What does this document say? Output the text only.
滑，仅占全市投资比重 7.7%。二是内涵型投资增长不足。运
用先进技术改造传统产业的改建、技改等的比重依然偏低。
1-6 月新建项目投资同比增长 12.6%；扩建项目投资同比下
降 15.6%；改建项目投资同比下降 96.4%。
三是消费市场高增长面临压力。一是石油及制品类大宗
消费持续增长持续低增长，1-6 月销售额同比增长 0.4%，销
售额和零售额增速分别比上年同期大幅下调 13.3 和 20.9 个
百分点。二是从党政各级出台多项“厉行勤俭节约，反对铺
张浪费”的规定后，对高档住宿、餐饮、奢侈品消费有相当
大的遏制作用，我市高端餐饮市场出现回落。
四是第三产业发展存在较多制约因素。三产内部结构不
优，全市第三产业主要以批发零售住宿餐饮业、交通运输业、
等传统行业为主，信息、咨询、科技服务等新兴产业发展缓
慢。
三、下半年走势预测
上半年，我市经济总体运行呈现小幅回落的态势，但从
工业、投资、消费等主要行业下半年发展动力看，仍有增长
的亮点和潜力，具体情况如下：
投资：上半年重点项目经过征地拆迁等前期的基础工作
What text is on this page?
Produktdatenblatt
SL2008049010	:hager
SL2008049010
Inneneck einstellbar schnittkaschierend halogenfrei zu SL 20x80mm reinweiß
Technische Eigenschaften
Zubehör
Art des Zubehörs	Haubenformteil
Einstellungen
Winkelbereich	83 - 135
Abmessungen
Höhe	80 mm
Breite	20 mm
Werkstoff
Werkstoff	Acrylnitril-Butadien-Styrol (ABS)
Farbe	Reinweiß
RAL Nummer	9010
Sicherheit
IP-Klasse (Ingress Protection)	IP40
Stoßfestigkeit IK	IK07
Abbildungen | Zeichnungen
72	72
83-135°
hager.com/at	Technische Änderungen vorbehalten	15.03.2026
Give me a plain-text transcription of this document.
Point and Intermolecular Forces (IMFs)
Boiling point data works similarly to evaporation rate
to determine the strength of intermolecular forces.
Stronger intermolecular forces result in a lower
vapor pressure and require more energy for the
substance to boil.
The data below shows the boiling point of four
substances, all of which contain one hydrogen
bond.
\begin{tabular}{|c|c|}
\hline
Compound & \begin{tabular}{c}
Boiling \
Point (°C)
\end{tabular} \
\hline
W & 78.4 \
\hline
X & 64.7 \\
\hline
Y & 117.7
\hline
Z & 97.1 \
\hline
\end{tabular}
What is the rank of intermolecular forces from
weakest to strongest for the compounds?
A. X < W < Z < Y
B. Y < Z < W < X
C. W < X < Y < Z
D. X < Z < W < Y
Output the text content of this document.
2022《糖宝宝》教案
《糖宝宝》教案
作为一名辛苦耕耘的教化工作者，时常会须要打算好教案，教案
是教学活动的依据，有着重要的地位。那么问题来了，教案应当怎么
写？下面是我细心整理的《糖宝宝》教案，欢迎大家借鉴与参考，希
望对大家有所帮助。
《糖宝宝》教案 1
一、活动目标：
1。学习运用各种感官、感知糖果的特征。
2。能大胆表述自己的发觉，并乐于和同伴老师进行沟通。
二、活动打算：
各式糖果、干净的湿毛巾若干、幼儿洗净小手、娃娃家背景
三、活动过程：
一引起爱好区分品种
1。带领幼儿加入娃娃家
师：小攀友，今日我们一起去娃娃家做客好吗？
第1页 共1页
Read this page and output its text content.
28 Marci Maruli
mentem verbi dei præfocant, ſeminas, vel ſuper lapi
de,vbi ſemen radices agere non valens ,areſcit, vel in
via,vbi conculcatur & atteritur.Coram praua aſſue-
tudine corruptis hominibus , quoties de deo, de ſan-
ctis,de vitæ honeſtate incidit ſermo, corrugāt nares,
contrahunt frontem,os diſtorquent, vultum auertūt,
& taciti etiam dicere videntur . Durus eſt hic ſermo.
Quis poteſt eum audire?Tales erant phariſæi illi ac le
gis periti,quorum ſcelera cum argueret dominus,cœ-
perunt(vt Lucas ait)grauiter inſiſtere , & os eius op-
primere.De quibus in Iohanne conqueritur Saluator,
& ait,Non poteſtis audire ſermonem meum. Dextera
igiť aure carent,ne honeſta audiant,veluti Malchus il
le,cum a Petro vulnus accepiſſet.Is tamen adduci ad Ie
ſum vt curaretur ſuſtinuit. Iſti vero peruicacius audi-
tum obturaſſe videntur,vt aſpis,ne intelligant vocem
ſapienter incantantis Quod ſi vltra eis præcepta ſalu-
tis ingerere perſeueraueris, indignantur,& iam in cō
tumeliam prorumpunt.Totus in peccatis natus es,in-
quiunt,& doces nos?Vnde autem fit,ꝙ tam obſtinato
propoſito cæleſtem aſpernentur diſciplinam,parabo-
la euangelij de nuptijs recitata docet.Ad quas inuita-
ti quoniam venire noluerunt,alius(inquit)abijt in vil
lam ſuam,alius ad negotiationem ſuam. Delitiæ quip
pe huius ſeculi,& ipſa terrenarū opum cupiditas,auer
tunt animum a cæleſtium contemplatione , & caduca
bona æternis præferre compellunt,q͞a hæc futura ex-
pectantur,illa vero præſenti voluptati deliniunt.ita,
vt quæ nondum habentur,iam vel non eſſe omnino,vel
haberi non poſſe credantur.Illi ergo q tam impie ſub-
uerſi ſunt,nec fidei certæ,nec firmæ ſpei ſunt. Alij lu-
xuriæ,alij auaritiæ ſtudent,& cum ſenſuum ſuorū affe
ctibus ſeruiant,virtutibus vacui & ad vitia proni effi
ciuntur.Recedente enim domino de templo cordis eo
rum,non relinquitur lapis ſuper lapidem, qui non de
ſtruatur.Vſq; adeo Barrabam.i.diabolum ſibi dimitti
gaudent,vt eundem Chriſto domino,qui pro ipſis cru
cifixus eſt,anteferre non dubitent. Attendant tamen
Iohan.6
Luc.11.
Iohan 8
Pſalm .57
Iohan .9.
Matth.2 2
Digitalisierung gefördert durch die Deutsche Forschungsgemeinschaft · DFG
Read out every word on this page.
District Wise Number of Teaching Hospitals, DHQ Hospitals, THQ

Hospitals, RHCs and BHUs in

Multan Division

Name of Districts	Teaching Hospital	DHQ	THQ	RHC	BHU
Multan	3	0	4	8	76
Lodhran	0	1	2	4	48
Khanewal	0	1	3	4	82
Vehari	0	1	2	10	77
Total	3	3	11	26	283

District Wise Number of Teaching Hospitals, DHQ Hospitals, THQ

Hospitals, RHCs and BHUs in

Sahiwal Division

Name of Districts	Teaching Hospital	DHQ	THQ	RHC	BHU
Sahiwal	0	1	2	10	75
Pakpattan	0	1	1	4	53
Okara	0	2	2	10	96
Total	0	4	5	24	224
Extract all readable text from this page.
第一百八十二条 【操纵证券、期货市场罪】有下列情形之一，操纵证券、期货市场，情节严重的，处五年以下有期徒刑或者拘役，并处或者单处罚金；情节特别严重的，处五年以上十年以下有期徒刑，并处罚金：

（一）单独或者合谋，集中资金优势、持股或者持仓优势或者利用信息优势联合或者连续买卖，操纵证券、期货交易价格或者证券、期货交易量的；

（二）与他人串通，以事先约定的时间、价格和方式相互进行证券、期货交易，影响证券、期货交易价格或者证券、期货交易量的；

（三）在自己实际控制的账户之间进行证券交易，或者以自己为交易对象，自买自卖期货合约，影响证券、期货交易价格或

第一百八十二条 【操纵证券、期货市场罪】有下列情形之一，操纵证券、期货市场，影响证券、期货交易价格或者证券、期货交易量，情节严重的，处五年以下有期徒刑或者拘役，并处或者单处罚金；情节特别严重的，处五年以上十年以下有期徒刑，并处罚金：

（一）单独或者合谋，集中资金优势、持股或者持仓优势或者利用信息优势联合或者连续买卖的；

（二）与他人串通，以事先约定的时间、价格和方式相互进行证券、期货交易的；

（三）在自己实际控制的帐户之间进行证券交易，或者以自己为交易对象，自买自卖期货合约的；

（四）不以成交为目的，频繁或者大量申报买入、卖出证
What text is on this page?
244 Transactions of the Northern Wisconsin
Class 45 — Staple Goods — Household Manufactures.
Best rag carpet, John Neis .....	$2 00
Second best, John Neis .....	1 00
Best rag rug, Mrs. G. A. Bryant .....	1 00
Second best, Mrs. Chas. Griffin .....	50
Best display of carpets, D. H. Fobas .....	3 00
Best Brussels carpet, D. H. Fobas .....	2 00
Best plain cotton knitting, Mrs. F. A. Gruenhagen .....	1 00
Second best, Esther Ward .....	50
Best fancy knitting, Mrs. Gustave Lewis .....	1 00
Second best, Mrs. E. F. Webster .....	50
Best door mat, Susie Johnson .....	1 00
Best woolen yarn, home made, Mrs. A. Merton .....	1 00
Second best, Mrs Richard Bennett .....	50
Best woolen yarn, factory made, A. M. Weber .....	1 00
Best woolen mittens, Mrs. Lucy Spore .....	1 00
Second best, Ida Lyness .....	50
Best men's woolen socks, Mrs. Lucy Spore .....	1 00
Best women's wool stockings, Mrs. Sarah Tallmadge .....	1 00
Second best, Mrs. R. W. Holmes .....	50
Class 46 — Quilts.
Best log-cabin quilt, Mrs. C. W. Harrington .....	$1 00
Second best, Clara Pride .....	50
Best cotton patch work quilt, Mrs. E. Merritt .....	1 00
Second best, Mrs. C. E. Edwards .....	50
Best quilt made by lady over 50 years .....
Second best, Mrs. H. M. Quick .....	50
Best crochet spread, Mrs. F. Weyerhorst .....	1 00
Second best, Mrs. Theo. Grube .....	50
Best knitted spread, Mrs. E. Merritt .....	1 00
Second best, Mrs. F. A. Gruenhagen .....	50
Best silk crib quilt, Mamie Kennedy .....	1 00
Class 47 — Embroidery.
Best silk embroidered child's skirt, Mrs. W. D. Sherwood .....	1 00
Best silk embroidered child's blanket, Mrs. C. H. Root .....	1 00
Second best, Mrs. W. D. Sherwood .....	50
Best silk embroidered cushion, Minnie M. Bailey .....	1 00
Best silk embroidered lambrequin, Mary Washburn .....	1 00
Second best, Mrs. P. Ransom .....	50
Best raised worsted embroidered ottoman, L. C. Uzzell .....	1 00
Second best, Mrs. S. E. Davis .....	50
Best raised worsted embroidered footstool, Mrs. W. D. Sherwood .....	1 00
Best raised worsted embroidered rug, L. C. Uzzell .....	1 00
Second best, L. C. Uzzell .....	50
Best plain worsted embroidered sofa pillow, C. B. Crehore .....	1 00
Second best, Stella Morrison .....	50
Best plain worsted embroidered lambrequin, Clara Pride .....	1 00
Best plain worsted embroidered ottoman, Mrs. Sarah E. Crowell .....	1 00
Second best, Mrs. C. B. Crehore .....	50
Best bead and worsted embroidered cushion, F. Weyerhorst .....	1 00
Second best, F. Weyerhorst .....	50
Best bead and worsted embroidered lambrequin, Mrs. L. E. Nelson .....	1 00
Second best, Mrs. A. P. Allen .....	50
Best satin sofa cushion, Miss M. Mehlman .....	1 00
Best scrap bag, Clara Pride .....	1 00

□ □ □ □ □

List every line above that holds the word "有下列情形之一".

第一百八十二条 【操纵证券、期货市场罪】有下列情形之一，操纵证券、期货市场，情节严重的，处五年以下有期徒刑或者拘役，并处或者单处罚金；情节特别严重的，处五年以上十年以下有期徒刑，并处罚金：
第一百八十二条 【操纵证券、期货市场罪】有下列情形之一，操纵证券、期货市场，影响证券、期货交易价格或者证券、期货交易量，情节严重的，处五年以下有期徒刑或者拘役，并处或者单处罚金；情节特别严重的，处五年以上十年以下有期徒刑，并处罚金：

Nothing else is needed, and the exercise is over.